* **Texto de estudio**:
▶

Esta semana he estado de vacaciones con unas amigas.  Hemos dormido todas juntas, en la misma habitación, nos hemos duchado, cambiado de ropa y nos hemos reído de los pijamas. Fuimos tres chicas. Una de ellas acaba de empezar a liarse con un chico, Lucía, la otra lleva toda la vida empalmando novios, Janire. Desde que tiene trece años no ha estado soltera jamás en su vida. Y luego estoy yo. Ya estáis situadas.

Una de las noches, pusimos la calefacción y como hacía calorcito, y Lucía se puso pantalones cortos. Desde el momento en el que Janire vio que no tenía las piernas depiladas (y cuando digo las piernas me refiero únicamente de la rodilla para abajo, porque en la pantorrilla no tiene apenas pelos y las ingles hace años que se las hizo a láser) no tardó ni tres segundos en soltar su frase estrella:

– ¿Cómo puede querer follar contigo si no estás depilada? ¿No te da un poco de asco follar así?

Y se quedó tan tranquila. Como si no fuera porque tengo que controlarme, no le habría soltado un guantazo en toda regla.

◀

* **Datos proporcionados**:
▶

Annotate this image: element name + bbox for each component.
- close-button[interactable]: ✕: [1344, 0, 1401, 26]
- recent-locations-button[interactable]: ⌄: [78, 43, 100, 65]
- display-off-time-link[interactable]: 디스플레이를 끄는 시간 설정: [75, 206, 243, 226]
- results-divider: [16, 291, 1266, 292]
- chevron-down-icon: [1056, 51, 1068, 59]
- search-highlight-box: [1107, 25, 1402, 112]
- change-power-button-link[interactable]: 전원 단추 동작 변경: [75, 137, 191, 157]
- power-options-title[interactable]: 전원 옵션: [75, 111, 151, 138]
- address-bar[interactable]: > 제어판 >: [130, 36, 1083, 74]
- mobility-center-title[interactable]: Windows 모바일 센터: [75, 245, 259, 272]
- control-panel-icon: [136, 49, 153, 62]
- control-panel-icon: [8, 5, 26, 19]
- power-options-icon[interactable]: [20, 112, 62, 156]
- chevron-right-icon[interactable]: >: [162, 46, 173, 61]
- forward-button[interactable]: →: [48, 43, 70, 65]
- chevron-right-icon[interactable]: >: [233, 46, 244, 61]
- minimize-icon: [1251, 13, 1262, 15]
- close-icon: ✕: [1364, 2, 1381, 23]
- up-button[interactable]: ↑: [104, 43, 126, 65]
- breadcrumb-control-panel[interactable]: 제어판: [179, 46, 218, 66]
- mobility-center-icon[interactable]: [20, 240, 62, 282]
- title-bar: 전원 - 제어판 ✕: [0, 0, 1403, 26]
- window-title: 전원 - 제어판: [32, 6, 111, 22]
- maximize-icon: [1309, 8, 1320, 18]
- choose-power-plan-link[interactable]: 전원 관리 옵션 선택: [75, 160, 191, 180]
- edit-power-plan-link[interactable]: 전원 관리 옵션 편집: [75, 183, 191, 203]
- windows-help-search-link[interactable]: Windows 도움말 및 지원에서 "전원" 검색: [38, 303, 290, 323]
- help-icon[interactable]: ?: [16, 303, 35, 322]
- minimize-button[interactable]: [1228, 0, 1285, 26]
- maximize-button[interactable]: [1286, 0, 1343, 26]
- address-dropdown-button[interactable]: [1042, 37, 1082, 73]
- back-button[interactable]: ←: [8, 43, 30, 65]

◀

Escribe la continuación del relato sobre las vacaciones con amigas a partir de su última frase. Las filas no tienen ningún papel en esto.

* **Respuesta**:
No quiero meterme a temas sobre feminismo ni rollos de ésos, sólo quiero comentar la situación del otro día que me dejó perpleja. Claro que Janire puede decir lo que le dé la gana y no lo hacía con mala intención, sino que le sorprende que gente como Lucía no se depilen cada pelo de su cuerpo.

Janire creció siendo una niña peluda. Cuando éramos adolescentes yo recuerdo que Janire tenía tanto pelo, que tenía hasta en los omoplatos. Janire creció en una sociedad en la que tener pelo no sólo es feo, sino que parece ser antihigiénico y a algunas personas les da asco. Y ella se ha comido toda la basura publicitaria que le han vendido y se ha depilado hasta los pelos de las ideas. Es una obsesa. Se quita incluso los pelitos que tiene en los dedos.

Entiendo la forma de ser de Janire. Lo que no entiendo es por qué si yo tengo que entender que ella tenga un problema psicológico, ella no puede entender que no todo el mundo es tan superficial como ella. Le parece imposible que los chicos sean capaces de ver más allá de los pelos que tenemos (o no) en nuestras piernas o ingles.

Que insinúe que Lucía da asco porque no quiere estar depilada todo el año, a mí personalmente me ofende, y aunque ya lo he hablado con ella varias veces y durante todas las vacaciones me he metido con ella por su frase estrella, me ha cansado muchísimo tener que convivir con alguien tan superficial para el físico con ella.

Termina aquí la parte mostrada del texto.